| DATASET RECORDS |
▬▬▬▬▬▬▬▬▬▬

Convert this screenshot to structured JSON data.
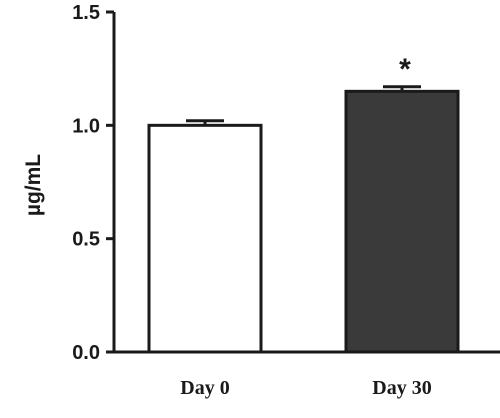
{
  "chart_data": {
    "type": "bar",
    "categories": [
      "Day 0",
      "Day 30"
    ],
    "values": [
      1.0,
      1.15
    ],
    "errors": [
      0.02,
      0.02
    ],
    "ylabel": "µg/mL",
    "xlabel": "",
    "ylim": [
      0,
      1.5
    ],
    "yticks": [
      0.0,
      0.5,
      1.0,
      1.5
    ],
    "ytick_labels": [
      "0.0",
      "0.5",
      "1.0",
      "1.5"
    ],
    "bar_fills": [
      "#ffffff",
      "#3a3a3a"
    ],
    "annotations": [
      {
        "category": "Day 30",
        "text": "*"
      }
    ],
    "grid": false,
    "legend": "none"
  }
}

▬▬▬▬▬▬▬▬▬▬

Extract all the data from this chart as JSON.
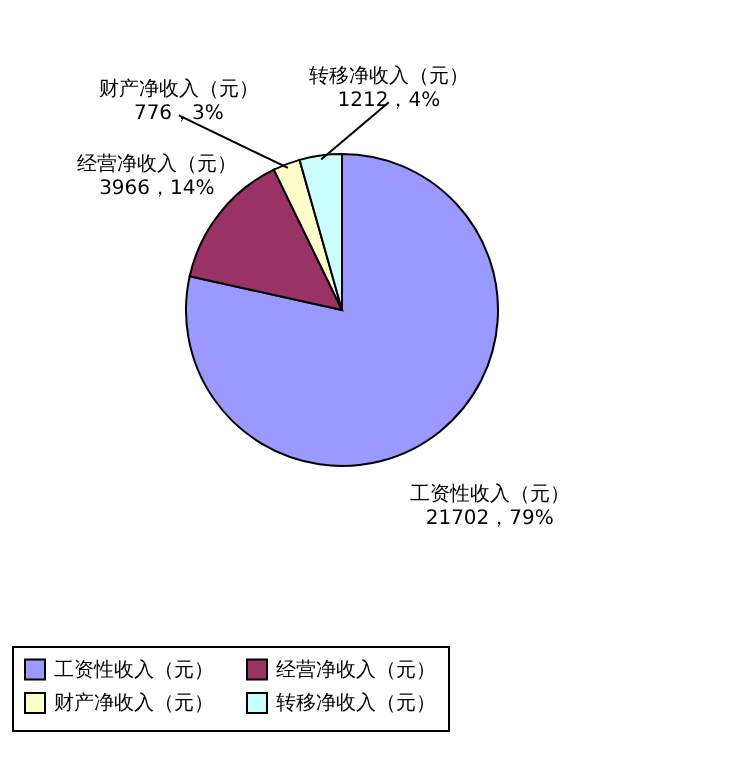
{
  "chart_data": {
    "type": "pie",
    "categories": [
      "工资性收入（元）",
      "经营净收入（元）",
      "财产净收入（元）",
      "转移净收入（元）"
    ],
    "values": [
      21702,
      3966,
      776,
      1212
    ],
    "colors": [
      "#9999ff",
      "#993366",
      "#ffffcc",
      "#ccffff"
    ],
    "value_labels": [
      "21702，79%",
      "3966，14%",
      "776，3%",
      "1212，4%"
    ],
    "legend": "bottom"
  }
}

▬▬▬▬▬▬▬▬▬▬

| WHAT YOU NEED TO DO |
Filter the records above for lines containing the word "JSON", and copy those lines.

| THE REPLY |
Convert this screenshot to structured JSON data.
Extract all the data from this chart as JSON.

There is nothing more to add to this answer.